## Material to process:
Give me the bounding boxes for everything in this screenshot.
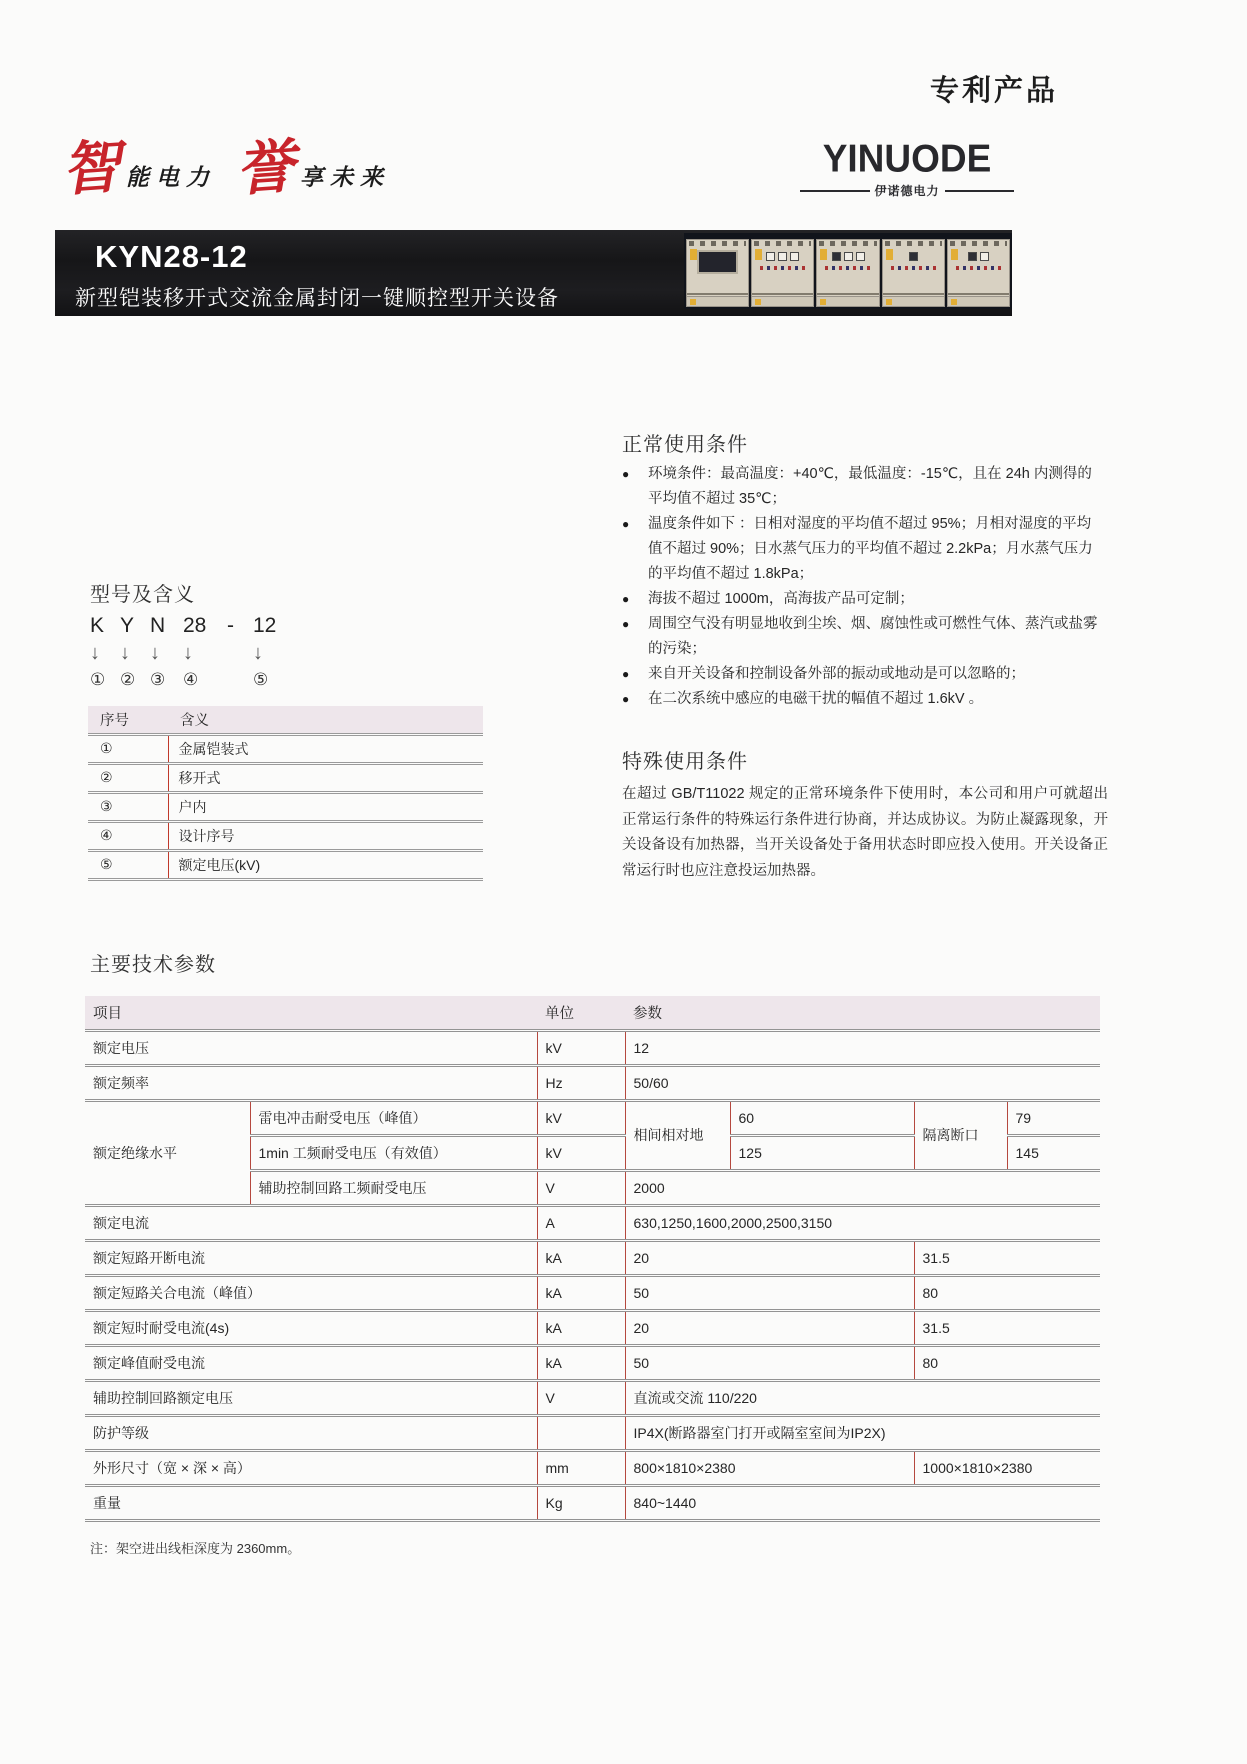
brand-logo xyxy=(800,138,1014,199)
cell-value: 31.5 xyxy=(914,1240,1100,1275)
circled-number: ③ xyxy=(150,670,166,689)
table-row xyxy=(88,792,483,821)
code-marks-row xyxy=(90,670,293,690)
switchgear-cabinet xyxy=(816,239,879,307)
brand-subtitle-row xyxy=(800,182,1014,199)
condition-item xyxy=(622,662,1105,687)
code-part: Y xyxy=(120,614,135,637)
cell-unit: Hz xyxy=(537,1065,625,1100)
rule-line xyxy=(800,190,870,192)
model-meaning-table xyxy=(88,706,483,881)
col-header-index: 序号 xyxy=(88,706,168,734)
switchgear-cabinet xyxy=(686,239,749,307)
slogan-char-yu: 誉 xyxy=(233,132,297,204)
bullet-icon: ● xyxy=(622,692,630,706)
cell-value: 12 xyxy=(625,1030,1100,1065)
slogan-text-2: 享未来 xyxy=(300,163,391,191)
table-row xyxy=(85,1100,1100,1135)
condition-item xyxy=(622,587,1105,612)
down-arrow-icon: ↓ xyxy=(90,642,100,664)
cell-unit: kV xyxy=(537,1030,625,1065)
cell-value: 直流或交流 110/220 xyxy=(625,1380,1100,1415)
cell-meaning: 设计序号 xyxy=(168,821,483,850)
normal-conditions-list xyxy=(622,462,1105,712)
cell-value: 79 xyxy=(1007,1100,1100,1135)
condition-text: 在二次系统中感应的电磁干扰的幅值不超过 1.6kV 。 xyxy=(648,691,984,707)
cell-meaning: 户内 xyxy=(168,792,483,821)
condition-text: 环境条件：最高温度：+40℃，最低温度：-15℃，且在 24h 内测得的平均值不超过 35℃； xyxy=(648,466,1092,507)
section-title-tech-params: 主要技术参数 xyxy=(90,954,216,976)
cell-unit: kA xyxy=(537,1275,625,1310)
cell-value: 50/60 xyxy=(625,1065,1100,1100)
table-row xyxy=(85,1275,1100,1310)
cell-meaning: 金属铠装式 xyxy=(168,734,483,763)
cell-unit: kV xyxy=(537,1100,625,1135)
cell-value: 1000×1810×2380 xyxy=(914,1450,1100,1485)
cell-value: 80 xyxy=(914,1345,1100,1380)
cell-value: 840~1440 xyxy=(625,1485,1100,1520)
cell-value: 50 xyxy=(625,1345,914,1380)
cell-value: 145 xyxy=(1007,1135,1100,1170)
condition-text: 海拔不超过 1000m，高海拔产品可定制； xyxy=(648,591,914,607)
switchgear-cabinet xyxy=(947,239,1010,307)
cell-item: 额定短路关合电流（峰值） xyxy=(85,1275,537,1310)
cell-unit: V xyxy=(537,1170,625,1205)
cell-value: 31.5 xyxy=(914,1310,1100,1345)
patent-badge: 专利产品 xyxy=(930,75,1059,107)
section-title-model-meaning: 型号及含义 xyxy=(90,584,195,606)
cell-index: ③ xyxy=(88,792,168,821)
cell-unit: Kg xyxy=(537,1485,625,1520)
table-row xyxy=(85,1030,1100,1065)
bullet-icon: ● xyxy=(622,517,630,531)
model-code-diagram xyxy=(90,614,293,690)
cell-unit: kA xyxy=(537,1240,625,1275)
col-header-unit: 单位 xyxy=(537,996,625,1030)
section-title-normal-conditions: 正常使用条件 xyxy=(622,434,748,456)
table-row xyxy=(85,1450,1100,1485)
model-description: 新型铠装移开式交流金属封闭一键顺控型开关设备 xyxy=(75,287,559,310)
circled-number: ② xyxy=(120,670,136,689)
code-part: 28 xyxy=(183,614,207,637)
table-header-row xyxy=(88,706,483,734)
switchgear-cabinet xyxy=(882,239,945,307)
table-row xyxy=(88,763,483,792)
code-arrows-row xyxy=(90,638,293,670)
down-arrow-icon: ↓ xyxy=(150,642,160,664)
condition-text: 来自开关设备和控制设备外部的振动或地动是可以忽略的； xyxy=(648,666,1025,682)
table-header-row xyxy=(85,996,1100,1030)
rule-line xyxy=(945,190,1015,192)
cell-index: ② xyxy=(88,763,168,792)
table-row xyxy=(88,821,483,850)
table-row xyxy=(85,1415,1100,1450)
cell-value: 20 xyxy=(625,1240,914,1275)
table-row xyxy=(85,1380,1100,1415)
cell-index: ① xyxy=(88,734,168,763)
tech-params-table xyxy=(85,996,1100,1522)
table-row xyxy=(85,1205,1100,1240)
special-conditions-text: 在超过 GB/T11022 规定的正常环境条件下使用时，本公司和用户可就超出正常运行条件的特殊运行条件进行协商，并达成协议。为防止凝露现象，开关设备设有加热器，当开关设备处于备用状态时即应投入使用。开关设备正常运行时也应注意投运加热器。 xyxy=(622,786,1108,879)
cell-index: ⑤ xyxy=(88,850,168,879)
slogan-char-zhi: 智 xyxy=(59,132,123,204)
mark-spacer xyxy=(227,670,253,690)
brand-chinese-name: 伊诺德电力 xyxy=(874,184,940,198)
table-row xyxy=(85,1310,1100,1345)
bullet-icon: ● xyxy=(622,467,630,481)
down-arrow-icon: ↓ xyxy=(120,642,130,664)
cell-item: 额定峰值耐受电流 xyxy=(85,1345,537,1380)
code-part: 12 xyxy=(253,614,277,637)
table-row xyxy=(85,1240,1100,1275)
footnote: 注：架空进出线柜深度为 2360mm。 xyxy=(90,1541,301,1556)
switchgear-cabinet xyxy=(751,239,814,307)
cell-item: 额定绝缘水平 xyxy=(85,1100,250,1205)
cell-value: 2000 xyxy=(625,1170,1100,1205)
cell-item: 外形尺寸（宽 × 深 × 高） xyxy=(85,1450,537,1485)
circled-number: ④ xyxy=(183,670,199,689)
cell-value: IP4X(断路器室门打开或隔室室间为IP2X) xyxy=(625,1415,1100,1450)
cell-item: 重量 xyxy=(85,1485,537,1520)
cell-value: 50 xyxy=(625,1275,914,1310)
cell-unit: kA xyxy=(537,1345,625,1380)
cell-subitem: 雷电冲击耐受电压（峰值） xyxy=(250,1100,537,1135)
code-letters-row xyxy=(90,614,293,638)
condition-item xyxy=(622,687,1105,712)
cell-unit: mm xyxy=(537,1450,625,1485)
table-row xyxy=(88,850,483,879)
col-header-meaning: 含义 xyxy=(168,706,483,734)
condition-text: 温度条件如下 ：日相对湿度的平均值不超过 95%；月相对湿度的平均值不超过 90%；日水蒸气压力的平均值不超过 2.2kPa；月水蒸气压力的平均值不超过 1.8kPa； xyxy=(648,516,1093,582)
product-photo xyxy=(684,233,1012,309)
bullet-icon: ● xyxy=(622,617,630,631)
bullet-icon: ● xyxy=(622,592,630,606)
cell-meaning: 移开式 xyxy=(168,763,483,792)
col-header-param: 参数 xyxy=(625,996,1100,1030)
table-row xyxy=(85,1345,1100,1380)
cell-unit: V xyxy=(537,1380,625,1415)
cell-item: 额定短时耐受电流(4s) xyxy=(85,1310,537,1345)
cell-meaning: 额定电压(kV) xyxy=(168,850,483,879)
cell-label-gap: 隔离断口 xyxy=(914,1100,1007,1170)
cell-label-phase: 相间相对地 xyxy=(625,1100,730,1170)
code-part: N xyxy=(150,614,166,637)
code-part: K xyxy=(90,614,105,637)
cell-item: 辅助控制回路额定电压 xyxy=(85,1380,537,1415)
section-title-special-conditions: 特殊使用条件 xyxy=(622,751,748,773)
cell-item: 防护等级 xyxy=(85,1415,537,1450)
circled-number: ⑤ xyxy=(253,670,269,689)
condition-item xyxy=(622,462,1105,512)
slogan-text-1: 能电力 xyxy=(126,163,217,191)
col-header-item: 项目 xyxy=(85,996,537,1030)
condition-item xyxy=(622,612,1105,662)
cell-unit xyxy=(537,1415,625,1450)
cell-subitem: 辅助控制回路工频耐受电压 xyxy=(250,1170,537,1205)
circled-number: ① xyxy=(90,670,106,689)
table-row xyxy=(85,1065,1100,1100)
down-arrow-icon: ↓ xyxy=(183,642,193,664)
cell-value: 630,1250,1600,2000,2500,3150 xyxy=(625,1205,1100,1240)
arrow-spacer xyxy=(227,638,253,670)
cell-item: 额定短路开断电流 xyxy=(85,1240,537,1275)
table-row xyxy=(88,734,483,763)
cell-item: 额定电流 xyxy=(85,1205,537,1240)
cell-unit: A xyxy=(537,1205,625,1240)
cell-index: ④ xyxy=(88,821,168,850)
brand-slogan xyxy=(59,128,394,208)
brand-name: YINUODE xyxy=(822,137,992,180)
condition-text: 周围空气没有明显地收到尘埃、烟、腐蚀性或可燃性气体、蒸汽或盐雾的污染； xyxy=(648,616,1098,657)
cell-item: 额定电压 xyxy=(85,1030,537,1065)
cell-value: 80 xyxy=(914,1275,1100,1310)
cell-value: 60 xyxy=(730,1100,914,1135)
cell-value: 125 xyxy=(730,1135,914,1170)
condition-item xyxy=(622,512,1105,587)
cell-value: 800×1810×2380 xyxy=(625,1450,914,1485)
cell-unit: kV xyxy=(537,1135,625,1170)
cell-unit: kA xyxy=(537,1310,625,1345)
cell-item: 额定频率 xyxy=(85,1065,537,1100)
model-number: KYN28-12 xyxy=(95,239,248,274)
table-row xyxy=(85,1485,1100,1520)
cell-value: 20 xyxy=(625,1310,914,1345)
code-part: - xyxy=(227,614,234,637)
bullet-icon: ● xyxy=(622,667,630,681)
down-arrow-icon: ↓ xyxy=(253,642,263,664)
cell-subitem: 1min 工频耐受电压（有效值） xyxy=(250,1135,537,1170)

## Written problem:
List every line in the entries above that contains the string "meaning". Matches are case-sensitive.

## Written response:
model-meaning-table xyxy=(88,706,483,881)
cell-meaning: 设计序号 xyxy=(168,821,483,850)
cell-meaning: 户内 xyxy=(168,792,483,821)
cell-meaning: 金属铠装式 xyxy=(168,734,483,763)
section-title-model-meaning: 型号及含义 xyxy=(90,584,195,606)
col-header-meaning: 含义 xyxy=(168,706,483,734)
cell-meaning: 移开式 xyxy=(168,763,483,792)
cell-meaning: 额定电压(kV) xyxy=(168,850,483,879)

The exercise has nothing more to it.